_Required task_
Provide only the number of lines in the listing that contain the string "this".

# start of Data listing

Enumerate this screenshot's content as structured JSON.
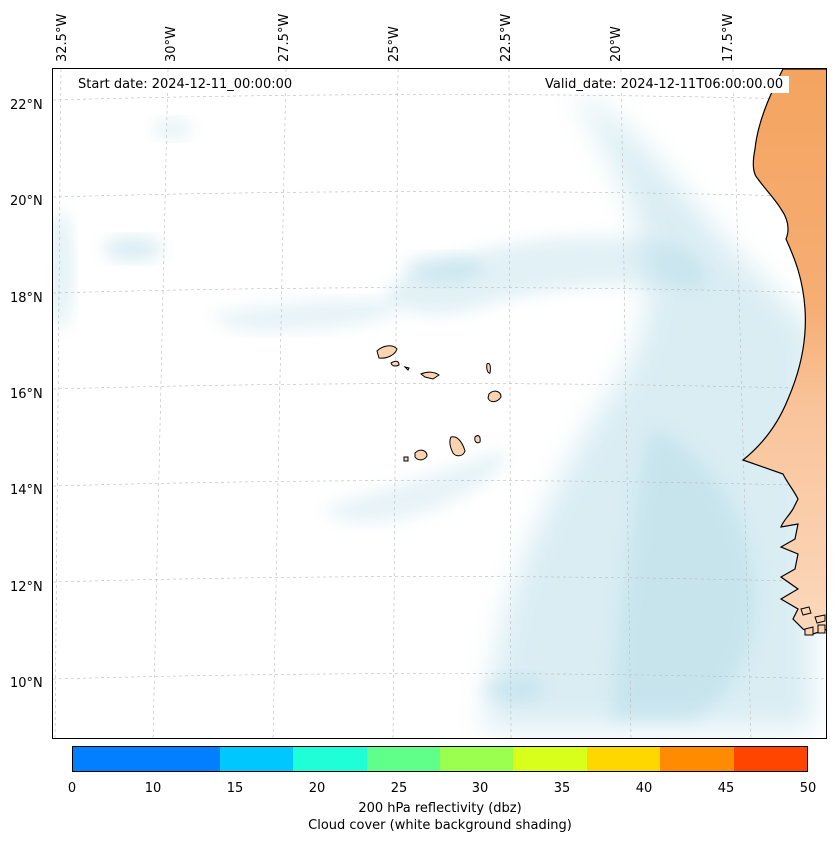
{
  "map": {
    "start_date": "Start date: 2024-12-11_00:00:00",
    "valid_date": "Valid_date: 2024-12-11T06:00:00.00",
    "lon_labels": [
      "32.5°W",
      "30°W",
      "27.5°W",
      "25°W",
      "22.5°W",
      "20°W",
      "17.5°W"
    ],
    "lat_labels": [
      "22°N",
      "20°N",
      "18°N",
      "16°N",
      "14°N",
      "12°N",
      "10°N"
    ],
    "colors": {
      "land_north": "#f4a460",
      "land_south": "#fbd3b0",
      "cloud": "#add8e6",
      "islands": "#fbd3b0",
      "coastline": "#000000",
      "gridlines": "#bbbbbb"
    }
  },
  "colorbar": {
    "ticks": [
      "0",
      "10",
      "15",
      "20",
      "25",
      "30",
      "35",
      "40",
      "45",
      "50"
    ],
    "colors": [
      "#007fff",
      "#00c8ff",
      "#1effd8",
      "#5fff8a",
      "#9bff50",
      "#d8ff1c",
      "#ffd700",
      "#ff8c00",
      "#ff4500"
    ],
    "label": "200 hPa reflectivity (dbz)",
    "sublabel": "Cloud cover (white background shading)"
  }
}
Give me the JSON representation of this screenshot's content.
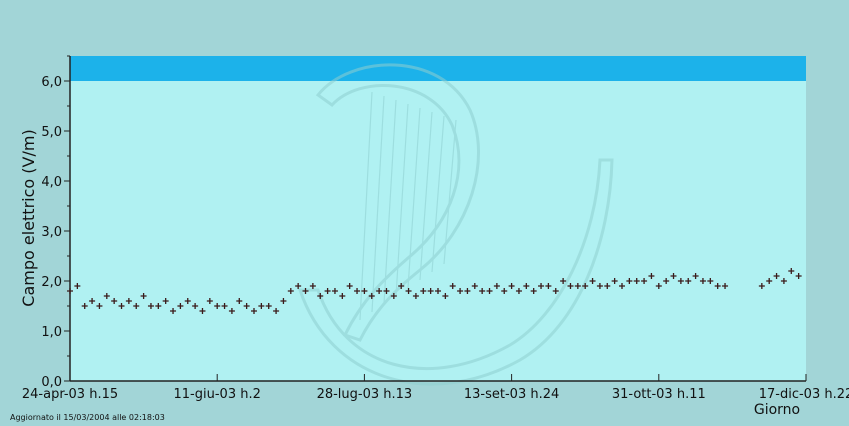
{
  "colors": {
    "outer_background": "#a2d5d7",
    "plot_background": "#b0f1f2",
    "threshold_band": "#1cb2ea",
    "series": "#3a1a1a",
    "watermark": "#8fcfd0"
  },
  "watermark": {
    "icon": "harp-logo"
  },
  "footer_text": "Aggiornato il 15/03/2004 alle 02:18:03",
  "chart_data": {
    "type": "scatter",
    "title": "",
    "ylabel": "Campo elettrico (V/m)",
    "xlabel": "Giorno",
    "ylim": [
      0,
      6.5
    ],
    "yticks": [
      "0,0",
      "1,0",
      "2,0",
      "3,0",
      "4,0",
      "5,0",
      "6,0"
    ],
    "xticks": [
      "24-apr-03 h.15",
      "11-giu-03 h.2",
      "28-lug-03 h.13",
      "13-set-03 h.24",
      "31-ott-03 h.11",
      "17-dic-03 h.22"
    ],
    "xrange": [
      0,
      5
    ],
    "threshold_band": [
      6.0,
      6.5
    ],
    "grid": false,
    "series": [
      {
        "x": [
          0.0,
          0.05,
          0.1,
          0.15,
          0.2,
          0.25,
          0.3,
          0.35,
          0.4,
          0.45,
          0.5,
          0.55,
          0.6,
          0.65,
          0.7,
          0.75,
          0.8,
          0.85,
          0.9,
          0.95,
          1.0,
          1.05,
          1.1,
          1.15,
          1.2,
          1.25,
          1.3,
          1.35,
          1.4,
          1.45,
          1.5,
          1.55,
          1.6,
          1.65,
          1.7,
          1.75,
          1.8,
          1.85,
          1.9,
          1.95,
          2.0,
          2.05,
          2.1,
          2.15,
          2.2,
          2.25,
          2.3,
          2.35,
          2.4,
          2.45,
          2.5,
          2.55,
          2.6,
          2.65,
          2.7,
          2.75,
          2.8,
          2.85,
          2.9,
          2.95,
          3.0,
          3.05,
          3.1,
          3.15,
          3.2,
          3.25,
          3.3,
          3.35,
          3.4,
          3.45,
          3.5,
          3.55,
          3.6,
          3.65,
          3.7,
          3.75,
          3.8,
          3.85,
          3.9,
          3.95,
          4.0,
          4.05,
          4.1,
          4.15,
          4.2,
          4.25,
          4.3,
          4.35,
          4.4,
          4.45,
          4.5,
          4.55,
          4.6,
          4.65,
          4.7,
          4.75,
          4.8,
          4.85,
          4.9,
          4.95
        ],
        "y": [
          1.8,
          1.9,
          1.5,
          1.6,
          1.5,
          1.7,
          1.6,
          1.5,
          1.6,
          1.5,
          1.7,
          1.5,
          1.5,
          1.6,
          1.4,
          1.5,
          1.6,
          1.5,
          1.4,
          1.6,
          1.5,
          1.5,
          1.4,
          1.6,
          1.5,
          1.4,
          1.5,
          1.5,
          1.4,
          1.6,
          1.8,
          1.9,
          1.8,
          1.9,
          1.7,
          1.8,
          1.8,
          1.7,
          1.9,
          1.8,
          1.8,
          1.7,
          1.8,
          1.8,
          1.7,
          1.9,
          1.8,
          1.7,
          1.8,
          1.8,
          1.8,
          1.7,
          1.9,
          1.8,
          1.8,
          1.9,
          1.8,
          1.8,
          1.9,
          1.8,
          1.9,
          1.8,
          1.9,
          1.8,
          1.9,
          1.9,
          1.8,
          2.0,
          1.9,
          1.9,
          1.9,
          2.0,
          1.9,
          1.9,
          2.0,
          1.9,
          2.0,
          2.0,
          2.0,
          2.1,
          1.9,
          2.0,
          2.1,
          2.0,
          2.0,
          2.1,
          2.0,
          2.0,
          1.9,
          1.9,
          null,
          null,
          null,
          null,
          1.9,
          2.0,
          2.1,
          2.0,
          2.2,
          2.1
        ]
      }
    ]
  }
}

# end of Data listing

_Answer for the task_
2